> SOURCE TEXT
Start

# Scaling values

Rescaling values is a common operation in Punctual. You’ll often want to relate coordinates to colors, oscillator outputs to color, distance from a point to a rotation transformation, etc.

### Common ranges

It may be useful to know the ranges of common variables and arguments in Punctual:

Variable/argument | Minimum | Maximum | Comments |
---|---|---|---|

`fx` ,`fy` | -1 | 1 | Can change if using for example `fit` . |

`fr` | 0 | √2~=1.414 | |

`ft` | -π | π | |

red, green, blue, alpha | 0 | 1 | |

hue, saturation, value | 0 | 1 | |

oscillator’s output | -1 | 1 | |

oscillator’s frequency | -∞ | ∞ | But usually low values, from -1 to 1 |

`spin` ’s argument | -1 | 1 | First lap, any other value is accepted |

`lo` , `mid` , `hi` , `ilo` , `imid` , `ihi` | 0 | 1 | |

`fft` /`ifft` argument | 0 | 1 | |

`fft` /`ifft` output | 0 | 1 |

Punctual offers a bunch of functions and operators specifically design to avoid doing the maths on the fly when transforming one range into another.

End

> STATED EXERCISE 1
Answer these questions using the scaling values text:
(a) What minimum and maximum does the table give for `fr`?
(b) Which function is named as one that can change the range of `fx` and `fy`?
(c) What values are usual for an oscillator's frequency?
> STATED EXERCISE 2
Return, word for word, the stretch of the scaling values text from "# Scaling values" through "rotation transformation, etc.".

> RECORD SET
Start

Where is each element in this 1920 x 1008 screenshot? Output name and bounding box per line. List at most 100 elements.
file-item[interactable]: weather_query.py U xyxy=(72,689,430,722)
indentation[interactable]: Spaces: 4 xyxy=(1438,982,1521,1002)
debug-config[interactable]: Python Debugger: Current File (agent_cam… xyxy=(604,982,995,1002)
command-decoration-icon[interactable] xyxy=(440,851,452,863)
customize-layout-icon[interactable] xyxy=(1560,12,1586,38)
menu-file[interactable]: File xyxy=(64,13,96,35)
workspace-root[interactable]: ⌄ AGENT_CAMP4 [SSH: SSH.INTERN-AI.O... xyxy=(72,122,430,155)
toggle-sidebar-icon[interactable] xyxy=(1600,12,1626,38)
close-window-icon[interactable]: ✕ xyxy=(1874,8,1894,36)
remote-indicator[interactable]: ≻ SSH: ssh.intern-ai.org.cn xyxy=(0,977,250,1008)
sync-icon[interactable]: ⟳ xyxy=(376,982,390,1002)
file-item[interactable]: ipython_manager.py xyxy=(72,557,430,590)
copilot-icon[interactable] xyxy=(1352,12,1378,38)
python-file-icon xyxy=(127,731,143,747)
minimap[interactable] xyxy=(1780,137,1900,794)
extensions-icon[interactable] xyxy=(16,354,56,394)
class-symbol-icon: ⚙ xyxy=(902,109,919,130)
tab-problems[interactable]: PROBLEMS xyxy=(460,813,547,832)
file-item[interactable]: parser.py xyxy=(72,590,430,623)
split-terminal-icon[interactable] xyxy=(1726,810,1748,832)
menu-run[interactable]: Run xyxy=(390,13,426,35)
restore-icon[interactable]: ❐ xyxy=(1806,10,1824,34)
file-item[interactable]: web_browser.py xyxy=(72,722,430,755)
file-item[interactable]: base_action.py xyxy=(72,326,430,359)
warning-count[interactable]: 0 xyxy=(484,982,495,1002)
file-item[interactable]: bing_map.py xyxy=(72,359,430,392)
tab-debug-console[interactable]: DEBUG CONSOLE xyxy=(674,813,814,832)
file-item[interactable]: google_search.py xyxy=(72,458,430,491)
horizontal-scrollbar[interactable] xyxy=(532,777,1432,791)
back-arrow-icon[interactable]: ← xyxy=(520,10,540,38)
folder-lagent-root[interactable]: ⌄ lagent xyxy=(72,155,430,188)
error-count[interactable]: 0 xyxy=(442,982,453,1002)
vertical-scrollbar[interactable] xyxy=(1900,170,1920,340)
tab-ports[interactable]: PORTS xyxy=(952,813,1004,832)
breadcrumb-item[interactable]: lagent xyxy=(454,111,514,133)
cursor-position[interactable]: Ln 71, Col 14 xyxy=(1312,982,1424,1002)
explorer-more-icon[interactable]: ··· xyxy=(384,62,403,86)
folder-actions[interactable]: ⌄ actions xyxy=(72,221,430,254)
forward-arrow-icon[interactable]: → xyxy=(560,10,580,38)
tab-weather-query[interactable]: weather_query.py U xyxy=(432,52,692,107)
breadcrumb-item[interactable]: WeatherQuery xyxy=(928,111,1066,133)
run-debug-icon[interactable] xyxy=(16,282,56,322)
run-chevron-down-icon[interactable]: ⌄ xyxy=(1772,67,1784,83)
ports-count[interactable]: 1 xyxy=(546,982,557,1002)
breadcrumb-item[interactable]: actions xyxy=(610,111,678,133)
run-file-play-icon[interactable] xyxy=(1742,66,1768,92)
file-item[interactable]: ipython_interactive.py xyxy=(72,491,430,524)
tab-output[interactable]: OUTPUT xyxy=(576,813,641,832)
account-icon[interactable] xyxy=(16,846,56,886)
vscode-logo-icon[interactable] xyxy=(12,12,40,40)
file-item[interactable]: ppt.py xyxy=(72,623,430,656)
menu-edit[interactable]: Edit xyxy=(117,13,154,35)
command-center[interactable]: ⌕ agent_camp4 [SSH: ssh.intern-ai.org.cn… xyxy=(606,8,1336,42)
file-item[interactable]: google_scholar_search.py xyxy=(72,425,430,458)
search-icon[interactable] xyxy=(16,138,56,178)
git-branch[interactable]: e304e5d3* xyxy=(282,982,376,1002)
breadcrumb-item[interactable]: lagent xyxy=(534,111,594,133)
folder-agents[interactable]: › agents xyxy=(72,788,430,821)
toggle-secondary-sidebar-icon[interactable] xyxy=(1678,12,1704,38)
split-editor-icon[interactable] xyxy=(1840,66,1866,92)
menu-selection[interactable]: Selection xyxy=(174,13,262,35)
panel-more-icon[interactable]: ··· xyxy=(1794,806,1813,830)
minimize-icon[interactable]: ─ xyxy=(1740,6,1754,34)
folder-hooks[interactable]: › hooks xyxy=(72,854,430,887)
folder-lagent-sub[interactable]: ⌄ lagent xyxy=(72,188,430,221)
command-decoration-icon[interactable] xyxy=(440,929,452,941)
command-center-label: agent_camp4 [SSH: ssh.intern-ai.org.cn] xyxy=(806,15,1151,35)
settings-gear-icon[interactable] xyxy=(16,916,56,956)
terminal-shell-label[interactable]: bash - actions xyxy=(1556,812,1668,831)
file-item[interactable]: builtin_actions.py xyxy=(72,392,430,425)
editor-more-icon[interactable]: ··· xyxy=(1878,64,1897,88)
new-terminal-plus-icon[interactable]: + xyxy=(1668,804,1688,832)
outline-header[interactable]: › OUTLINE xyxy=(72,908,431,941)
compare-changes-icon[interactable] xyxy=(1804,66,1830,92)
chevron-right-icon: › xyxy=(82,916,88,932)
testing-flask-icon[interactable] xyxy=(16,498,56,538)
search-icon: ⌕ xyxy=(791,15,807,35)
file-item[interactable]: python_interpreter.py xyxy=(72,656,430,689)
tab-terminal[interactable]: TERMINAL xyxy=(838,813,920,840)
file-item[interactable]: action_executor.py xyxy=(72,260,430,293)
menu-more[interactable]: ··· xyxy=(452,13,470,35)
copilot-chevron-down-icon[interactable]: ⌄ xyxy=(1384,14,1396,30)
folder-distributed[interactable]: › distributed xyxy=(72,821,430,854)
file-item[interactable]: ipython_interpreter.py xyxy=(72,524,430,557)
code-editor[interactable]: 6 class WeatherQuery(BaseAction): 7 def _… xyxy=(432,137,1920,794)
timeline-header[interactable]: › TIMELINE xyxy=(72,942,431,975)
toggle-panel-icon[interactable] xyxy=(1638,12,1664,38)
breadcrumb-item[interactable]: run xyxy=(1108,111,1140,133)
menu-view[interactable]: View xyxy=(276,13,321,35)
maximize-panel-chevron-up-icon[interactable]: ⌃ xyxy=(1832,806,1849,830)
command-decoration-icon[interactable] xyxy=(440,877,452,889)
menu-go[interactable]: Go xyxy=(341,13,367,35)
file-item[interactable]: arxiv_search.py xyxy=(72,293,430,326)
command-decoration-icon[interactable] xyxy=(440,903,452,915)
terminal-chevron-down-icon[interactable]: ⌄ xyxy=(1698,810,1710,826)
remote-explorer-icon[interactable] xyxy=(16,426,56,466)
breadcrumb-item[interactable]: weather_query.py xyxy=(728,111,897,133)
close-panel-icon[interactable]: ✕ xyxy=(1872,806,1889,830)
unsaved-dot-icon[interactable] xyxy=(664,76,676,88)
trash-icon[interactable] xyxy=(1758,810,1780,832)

End

> FULL SOLUTION 1
(a) The minimum is 0 and the maximum is √2~=1.414.
(b) `fit`
(c) Low values, from -1 to 1.

> FULL SOLUTION 2
# Scaling values

Rescaling values is a common operation in Punctual. You’ll often want to relate coordinates to colors, oscillator outputs to color, distance from a point to a rotation transformation, etc.